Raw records
····················

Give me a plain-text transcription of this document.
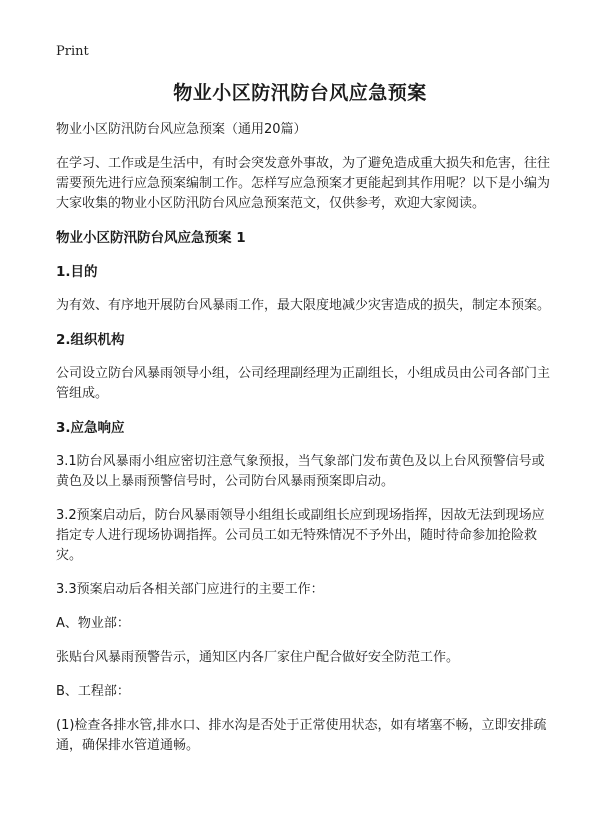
Print
物业小区防汛防台风应急预案

物业小区防汛防台风应急预案（通用20篇）

在学习、工作或是生活中，有时会突发意外事故，为了避免造成重大损失和危害，往往需要预先进行应急预案编制工作。怎样写应急预案才更能起到其作用呢？以下是小编为大家收集的物业小区防汛防台风应急预案范文，仅供参考，欢迎大家阅读。

物业小区防汛防台风应急预案 1

1.目的

为有效、有序地开展防台风暴雨工作，最大限度地减少灾害造成的损失，制定本预案。

2.组织机构

公司设立防台风暴雨领导小组，公司经理副经理为正副组长，小组成员由公司各部门主管组成。

3.应急响应

3.1防台风暴雨小组应密切注意气象预报，当气象部门发布黄色及以上台风预警信号或黄色及以上暴雨预警信号时，公司防台风暴雨预案即启动。

3.2预案启动后，防台风暴雨领导小组组长或副组长应到现场指挥，因故无法到现场应指定专人进行现场协调指挥。公司员工如无特殊情况不予外出，随时待命参加抢险救灾。

3.3预案启动后各相关部门应进行的主要工作：

A、物业部：

张贴台风暴雨预警告示，通知区内各厂家住户配合做好安全防范工作。

B、工程部：

(1)检查各排水管,排水口、排水沟是否处于正常使用状态，如有堵塞不畅，立即安排疏通，确保排水管道通畅。
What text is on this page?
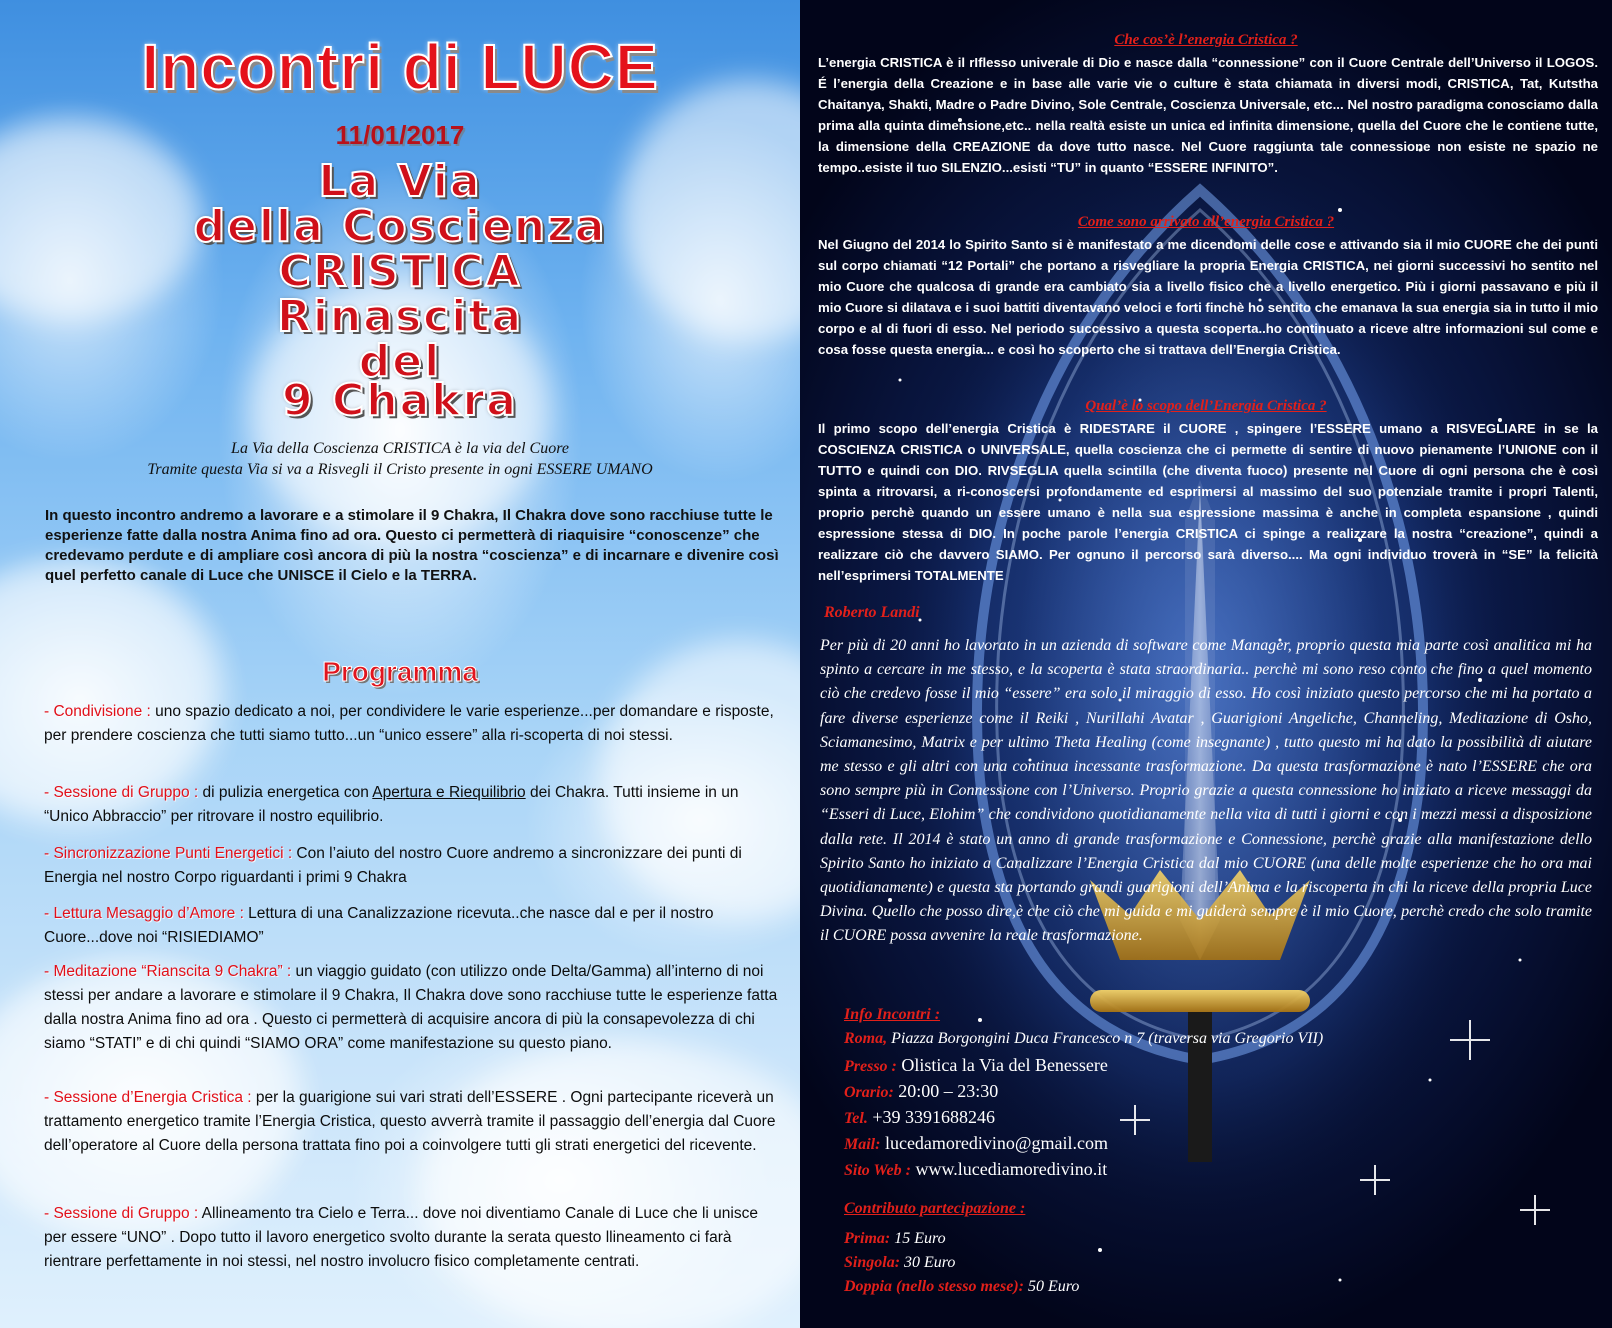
Incontri di LUCE
11/01/2017
La Via
della Coscienza
CRISTICA
Rinascita
del
9 Chakra
La Via della Coscienza CRISTICA è la via del Cuore
Tramite questa Via si va a Risvegli il Cristo presente in ogni ESSERE UMANO
In questo incontro andremo a lavorare e a stimolare il 9 Chakra, Il Chakra dove sono racchiuse tutte le esperienze fatte dalla nostra Anima fino ad ora. Questo ci permetterà di riaquisire “conoscenze” che credevamo perdute e di ampliare così ancora di più la nostra “coscienza” e di incarnare e divenire così quel perfetto canale di Luce che UNISCE il Cielo e la TERRA.
Programma
- Condivisione : uno spazio dedicato a noi, per condividere le varie esperienze...per domandare e risposte, per prendere coscienza che tutti siamo tutto...un “unico essere” alla ri-scoperta di noi stessi.
- Sessione di Gruppo : di pulizia energetica con Apertura e Riequilibrio dei Chakra. Tutti insieme in un “Unico Abbraccio” per ritrovare il nostro equilibrio.
- Sincronizzazione Punti Energetici : Con l’aiuto del nostro Cuore andremo a sincronizzare dei punti di Energia nel nostro Corpo riguardanti i primi 9 Chakra
- Lettura Mesaggio d’Amore : Lettura di una Canalizzazione ricevuta..che nasce dal e per il nostro Cuore...dove noi “RISIEDIAMO”
- Meditazione “Rianscita 9 Chakra” : un viaggio guidato (con utilizzo onde Delta/Gamma) all’interno di noi stessi per andare a lavorare e stimolare il 9 Chakra, Il Chakra dove sono racchiuse tutte le esperienze fatta dalla nostra Anima fino ad ora . Questo ci permetterà di acquisire ancora di più la consapevolezza di chi siamo “STATI” e di chi quindi “SIAMO ORA” come manifestazione su questo piano.
- Sessione d’Energia Cristica : per la guarigione sui vari strati dell’ESSERE . Ogni partecipante riceverà un trattamento energetico tramite l’Energia Cristica, questo avverrà tramite il passaggio dell’energia dal Cuore dell’operatore al Cuore della persona trattata fino poi a coinvolgere tutti gli strati energetici del ricevente.
- Sessione di Gruppo : Allineamento tra Cielo e Terra... dove noi diventiamo Canale di Luce che li unisce per essere “UNO” . Dopo tutto il lavoro energetico svolto durante la serata questo llineamento ci farà rientrare perfettamente in noi stessi, nel nostro involucro fisico completamente centrati.
Che cos’è l’energia Cristica ?
L’energia CRISTICA è il rIflesso univerale di Dio e nasce dalla “connessione” con il Cuore Centrale dell’Universo il LOGOS. É l’energia della Creazione e in base alle varie vie o culture è stata chiamata in diversi modi, CRISTICA, Tat, Kutstha Chaitanya, Shakti, Madre o Padre Divino, Sole Centrale, Coscienza Universale, etc... Nel nostro paradigma conosciamo dalla prima alla quinta dimensione,etc.. nella realtà esiste un unica ed infinita dimensione, quella del Cuore che le contiene tutte, la dimensione della CREAZIONE da dove tutto nasce. Nel Cuore raggiunta tale connessione non esiste ne spazio ne tempo..esiste il tuo SILENZIO...esisti “TU” in quanto “ESSERE INFINITO”.
Come sono arrivato all’energia Cristica ?
Nel Giugno del 2014 lo Spirito Santo si è manifestato a me dicendomi delle cose e attivando sia il mio CUORE che dei punti sul corpo chiamati “12 Portali” che portano a risvegliare la propria Energia CRISTICA, nei giorni successivi ho sentito nel mio Cuore che qualcosa di grande era cambiato sia a livello fisico che a livello energetico. Più i giorni passavano e più il mio Cuore si dilatava e i suoi battiti diventavano veloci e forti finchè ho sentito che emanava la sua energia sia in tutto il mio corpo e al di fuori di esso. Nel periodo successivo a questa scoperta..ho continuato a riceve altre informazioni sul come e cosa fosse questa energia... e così ho scoperto che si trattava dell’Energia Cristica.
Qual’è lo scopo dell’Energia Cristica ?
Il primo scopo dell’energia Cristica è RIDESTARE il CUORE , spingere l’ESSERE umano a RISVEGLIARE in se la COSCIENZA CRISTICA o UNIVERSALE, quella coscienza che ci permette di sentire di nuovo pienamente l’UNIONE con il TUTTO e quindi con DIO. RIVSEGLIA quella scintilla (che diventa fuoco) presente nel Cuore di ogni persona che è così spinta a ritrovarsi, a ri-conoscersi profondamente ed esprimersi al massimo del suo potenziale tramite i propri Talenti, proprio perchè quando un essere umano è nella sua espressione massima è anche in completa espansione , quindi espressione stessa di DIO. In poche parole l’energia CRISTICA ci spinge a realizzare la nostra “creazione”, quindi a realizzare ciò che davvero SIAMO. Per ognuno il percorso sarà diverso.... Ma ogni individuo troverà in “SE” la felicità nell’esprimersi TOTALMENTE
Roberto Landi
Per più di 20 anni ho lavorato in un azienda di software come Manager, proprio questa mia parte così analitica mi ha spinto a cercare in me stesso, e la scoperta è stata straordinaria.. perchè mi sono reso conto che fino a quel momento ciò che credevo fosse il mio “essere” era solo il miraggio di esso. Ho così iniziato questo percorso che mi ha portato a fare diverse esperienze come il Reiki , Nurillahi Avatar , Guarigioni Angeliche, Channeling, Meditazione di Osho, Sciamanesimo, Matrix e per ultimo Theta Healing (come insegnante) , tutto questo mi ha dato la possibilità di aiutare me stesso e gli altri con una continua incessante trasformazione. Da questa trasformazione è nato l’ESSERE che ora sono sempre più in Connessione con l’Universo. Proprio grazie a questa connessione ho iniziato a riceve messaggi da “Esseri di Luce, Elohim” che condividono quotidianamente nella vita di tutti i giorni e con i mezzi messi a disposizione dalla rete. Il 2014 è stato un anno di grande trasformazione e Connessione, perchè grazie alla manifestazione dello Spirito Santo ho iniziato a Canalizzare l’Energia Cristica dal mio CUORE (una delle molte esperienze che ho ora mai quotidianamente) e questa sta portando grandi guarigioni dell’Anima e la riscoperta in chi la riceve della propria Luce Divina. Quello che posso dire,è che ciò che mi guida e mi guiderà sempre è il mio Cuore, perchè credo che solo tramite il CUORE possa avvenire la reale trasformazione.
Info Incontri :
Roma, Piazza Borgongini Duca Francesco n 7 (traversa via Gregorio VII)
Presso : Olistica la Via del Benessere
Orario: 20:00 – 23:30
Tel. +39 3391688246
Mail: lucedamoredivino@gmail.com
Sito Web : www.lucediamoredivino.it
Contributo partecipazione :
Prima: 15 Euro
Singola: 30 Euro
Doppia (nello stesso mese): 50 Euro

····················

PROBLEM TO WORK ON
Without the pictures, restate all of the entries above verbatim.

FINISHED EXERCISE
Give me a plain-text transcription of this document.
Print
物业小区防汛防台风应急预案

物业小区防汛防台风应急预案（通用20篇）

在学习、工作或是生活中，有时会突发意外事故，为了避免造成重大损失和危害，往往需要预先进行应急预案编制工作。怎样写应急预案才更能起到其作用呢？以下是小编为大家收集的物业小区防汛防台风应急预案范文，仅供参考，欢迎大家阅读。

物业小区防汛防台风应急预案 1

1.目的

为有效、有序地开展防台风暴雨工作，最大限度地减少灾害造成的损失，制定本预案。

2.组织机构

公司设立防台风暴雨领导小组，公司经理副经理为正副组长，小组成员由公司各部门主管组成。

3.应急响应

3.1防台风暴雨小组应密切注意气象预报，当气象部门发布黄色及以上台风预警信号或黄色及以上暴雨预警信号时，公司防台风暴雨预案即启动。

3.2预案启动后，防台风暴雨领导小组组长或副组长应到现场指挥，因故无法到现场应指定专人进行现场协调指挥。公司员工如无特殊情况不予外出，随时待命参加抢险救灾。

3.3预案启动后各相关部门应进行的主要工作：

A、物业部：

张贴台风暴雨预警告示，通知区内各厂家住户配合做好安全防范工作。

B、工程部：

(1)检查各排水管,排水口、排水沟是否处于正常使用状态，如有堵塞不畅，立即安排疏通，确保排水管道通畅。
What text is on this page?
Incontri di LUCE
11/01/2017
La Via
della Coscienza
CRISTICA
Rinascita
del
9 Chakra
La Via della Coscienza CRISTICA è la via del Cuore
Tramite questa Via si va a Risvegli il Cristo presente in ogni ESSERE UMANO
In questo incontro andremo a lavorare e a stimolare il 9 Chakra, Il Chakra dove sono racchiuse tutte le esperienze fatte dalla nostra Anima fino ad ora. Questo ci permetterà di riaquisire “conoscenze” che credevamo perdute e di ampliare così ancora di più la nostra “coscienza” e di incarnare e divenire così quel perfetto canale di Luce che UNISCE il Cielo e la TERRA.
Programma
- Condivisione : uno spazio dedicato a noi, per condividere le varie esperienze...per domandare e risposte, per prendere coscienza che tutti siamo tutto...un “unico essere” alla ri-scoperta di noi stessi.
- Sessione di Gruppo : di pulizia energetica con Apertura e Riequilibrio dei Chakra. Tutti insieme in un “Unico Abbraccio” per ritrovare il nostro equilibrio.
- Sincronizzazione Punti Energetici : Con l’aiuto del nostro Cuore andremo a sincronizzare dei punti di Energia nel nostro Corpo riguardanti i primi 9 Chakra
- Lettura Mesaggio d’Amore : Lettura di una Canalizzazione ricevuta..che nasce dal e per il nostro Cuore...dove noi “RISIEDIAMO”
- Meditazione “Rianscita 9 Chakra” : un viaggio guidato (con utilizzo onde Delta/Gamma) all’interno di noi stessi per andare a lavorare e stimolare il 9 Chakra, Il Chakra dove sono racchiuse tutte le esperienze fatta dalla nostra Anima fino ad ora . Questo ci permetterà di acquisire ancora di più la consapevolezza di chi siamo “STATI” e di chi quindi “SIAMO ORA” come manifestazione su questo piano.
- Sessione d’Energia Cristica : per la guarigione sui vari strati dell’ESSERE . Ogni partecipante riceverà un trattamento energetico tramite l’Energia Cristica, questo avverrà tramite il passaggio dell’energia dal Cuore dell’operatore al Cuore della persona trattata fino poi a coinvolgere tutti gli strati energetici del ricevente.
- Sessione di Gruppo : Allineamento tra Cielo e Terra... dove noi diventiamo Canale di Luce che li unisce per essere “UNO” . Dopo tutto il lavoro energetico svolto durante la serata questo llineamento ci farà rientrare perfettamente in noi stessi, nel nostro involucro fisico completamente centrati.
Che cos’è l’energia Cristica ?
L’energia CRISTICA è il rIflesso univerale di Dio e nasce dalla “connessione” con il Cuore Centrale dell’Universo il LOGOS. É l’energia della Creazione e in base alle varie vie o culture è stata chiamata in diversi modi, CRISTICA, Tat, Kutstha Chaitanya, Shakti, Madre o Padre Divino, Sole Centrale, Coscienza Universale, etc... Nel nostro paradigma conosciamo dalla prima alla quinta dimensione,etc.. nella realtà esiste un unica ed infinita dimensione, quella del Cuore che le contiene tutte, la dimensione della CREAZIONE da dove tutto nasce. Nel Cuore raggiunta tale connessione non esiste ne spazio ne tempo..esiste il tuo SILENZIO...esisti “TU” in quanto “ESSERE INFINITO”.
Come sono arrivato all’energia Cristica ?
Nel Giugno del 2014 lo Spirito Santo si è manifestato a me dicendomi delle cose e attivando sia il mio CUORE che dei punti sul corpo chiamati “12 Portali” che portano a risvegliare la propria Energia CRISTICA, nei giorni successivi ho sentito nel mio Cuore che qualcosa di grande era cambiato sia a livello fisico che a livello energetico. Più i giorni passavano e più il mio Cuore si dilatava e i suoi battiti diventavano veloci e forti finchè ho sentito che emanava la sua energia sia in tutto il mio corpo e al di fuori di esso. Nel periodo successivo a questa scoperta..ho continuato a riceve altre informazioni sul come e cosa fosse questa energia... e così ho scoperto che si trattava dell’Energia Cristica.
Qual’è lo scopo dell’Energia Cristica ?
Il primo scopo dell’energia Cristica è RIDESTARE il CUORE , spingere l’ESSERE umano a RISVEGLIARE in se la COSCIENZA CRISTICA o UNIVERSALE, quella coscienza che ci permette di sentire di nuovo pienamente l’UNIONE con il TUTTO e quindi con DIO. RIVSEGLIA quella scintilla (che diventa fuoco) presente nel Cuore di ogni persona che è così spinta a ritrovarsi, a ri-conoscersi profondamente ed esprimersi al massimo del suo potenziale tramite i propri Talenti, proprio perchè quando un essere umano è nella sua espressione massima è anche in completa espansione , quindi espressione stessa di DIO. In poche parole l’energia CRISTICA ci spinge a realizzare la nostra “creazione”, quindi a realizzare ciò che davvero SIAMO. Per ognuno il percorso sarà diverso.... Ma ogni individuo troverà in “SE” la felicità nell’esprimersi TOTALMENTE
Roberto Landi
Per più di 20 anni ho lavorato in un azienda di software come Manager, proprio questa mia parte così analitica mi ha spinto a cercare in me stesso, e la scoperta è stata straordinaria.. perchè mi sono reso conto che fino a quel momento ciò che credevo fosse il mio “essere” era solo il miraggio di esso. Ho così iniziato questo percorso che mi ha portato a fare diverse esperienze come il Reiki , Nurillahi Avatar , Guarigioni Angeliche, Channeling, Meditazione di Osho, Sciamanesimo, Matrix e per ultimo Theta Healing (come insegnante) , tutto questo mi ha dato la possibilità di aiutare me stesso e gli altri con una continua incessante trasformazione. Da questa trasformazione è nato l’ESSERE che ora sono sempre più in Connessione con l’Universo. Proprio grazie a questa connessione ho iniziato a riceve messaggi da “Esseri di Luce, Elohim” che condividono quotidianamente nella vita di tutti i giorni e con i mezzi messi a disposizione dalla rete. Il 2014 è stato un anno di grande trasformazione e Connessione, perchè grazie alla manifestazione dello Spirito Santo ho iniziato a Canalizzare l’Energia Cristica dal mio CUORE (una delle molte esperienze che ho ora mai quotidianamente) e questa sta portando grandi guarigioni dell’Anima e la riscoperta in chi la riceve della propria Luce Divina. Quello che posso dire,è che ciò che mi guida e mi guiderà sempre è il mio Cuore, perchè credo che solo tramite il CUORE possa avvenire la reale trasformazione.
Info Incontri :
Roma, Piazza Borgongini Duca Francesco n 7 (traversa via Gregorio VII)
Presso : Olistica la Via del Benessere
Orario: 20:00 – 23:30
Tel. +39 3391688246
Mail: lucedamoredivino@gmail.com
Sito Web : www.lucediamoredivino.it
Contributo partecipazione :
Prima: 15 Euro
Singola: 30 Euro
Doppia (nello stesso mese): 50 Euro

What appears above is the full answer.